**Data for this exercise:**
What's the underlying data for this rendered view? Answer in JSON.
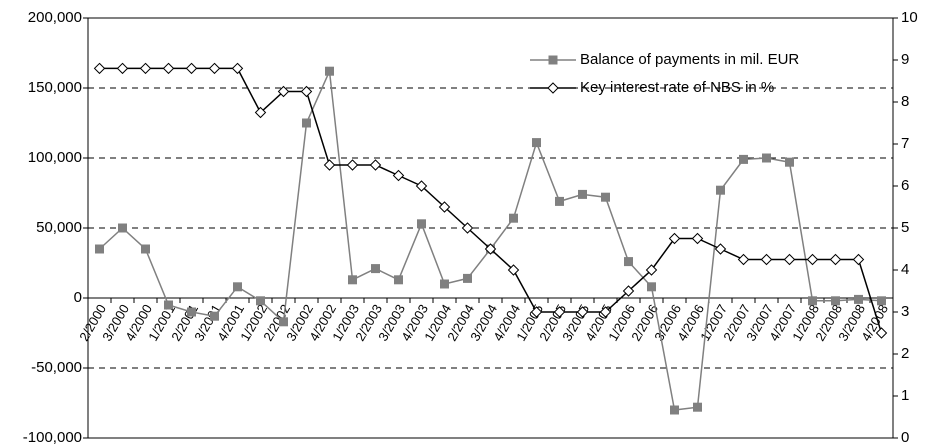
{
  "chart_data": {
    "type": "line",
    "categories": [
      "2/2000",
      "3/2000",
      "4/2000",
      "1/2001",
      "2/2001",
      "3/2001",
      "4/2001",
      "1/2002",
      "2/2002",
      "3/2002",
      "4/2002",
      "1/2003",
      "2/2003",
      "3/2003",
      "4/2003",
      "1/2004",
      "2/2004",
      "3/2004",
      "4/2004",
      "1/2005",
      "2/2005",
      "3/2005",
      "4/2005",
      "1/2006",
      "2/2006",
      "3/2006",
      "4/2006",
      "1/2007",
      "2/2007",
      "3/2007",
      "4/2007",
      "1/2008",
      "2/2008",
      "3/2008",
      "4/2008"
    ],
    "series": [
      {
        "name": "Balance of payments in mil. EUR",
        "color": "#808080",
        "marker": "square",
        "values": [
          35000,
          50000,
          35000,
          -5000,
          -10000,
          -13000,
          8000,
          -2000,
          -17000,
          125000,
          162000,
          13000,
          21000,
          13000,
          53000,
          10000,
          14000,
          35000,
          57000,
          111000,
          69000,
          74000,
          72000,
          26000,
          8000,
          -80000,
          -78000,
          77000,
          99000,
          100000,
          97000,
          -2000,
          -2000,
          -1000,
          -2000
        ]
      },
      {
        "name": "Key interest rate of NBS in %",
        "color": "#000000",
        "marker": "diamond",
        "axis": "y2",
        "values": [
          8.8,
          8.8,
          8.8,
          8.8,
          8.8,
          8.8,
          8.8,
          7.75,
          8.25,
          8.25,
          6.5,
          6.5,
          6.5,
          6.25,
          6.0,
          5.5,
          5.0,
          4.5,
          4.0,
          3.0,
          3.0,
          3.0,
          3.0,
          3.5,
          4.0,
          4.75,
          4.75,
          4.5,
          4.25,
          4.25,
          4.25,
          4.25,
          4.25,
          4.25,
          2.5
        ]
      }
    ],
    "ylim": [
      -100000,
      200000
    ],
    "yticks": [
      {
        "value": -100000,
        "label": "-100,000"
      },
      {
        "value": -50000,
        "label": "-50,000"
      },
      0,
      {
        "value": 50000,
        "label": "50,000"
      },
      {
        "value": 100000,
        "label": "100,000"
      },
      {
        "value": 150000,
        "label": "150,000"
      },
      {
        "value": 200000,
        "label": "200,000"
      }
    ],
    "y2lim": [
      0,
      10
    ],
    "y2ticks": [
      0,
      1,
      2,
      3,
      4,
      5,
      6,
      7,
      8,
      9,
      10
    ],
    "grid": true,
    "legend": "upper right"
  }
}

**The problem:**
In the records above, locate every line with the string "label" and copy it.

**Result:**
        "label": "-100,000"
        "label": "-50,000"
        "label": "50,000"
        "label": "100,000"
        "label": "150,000"
        "label": "200,000"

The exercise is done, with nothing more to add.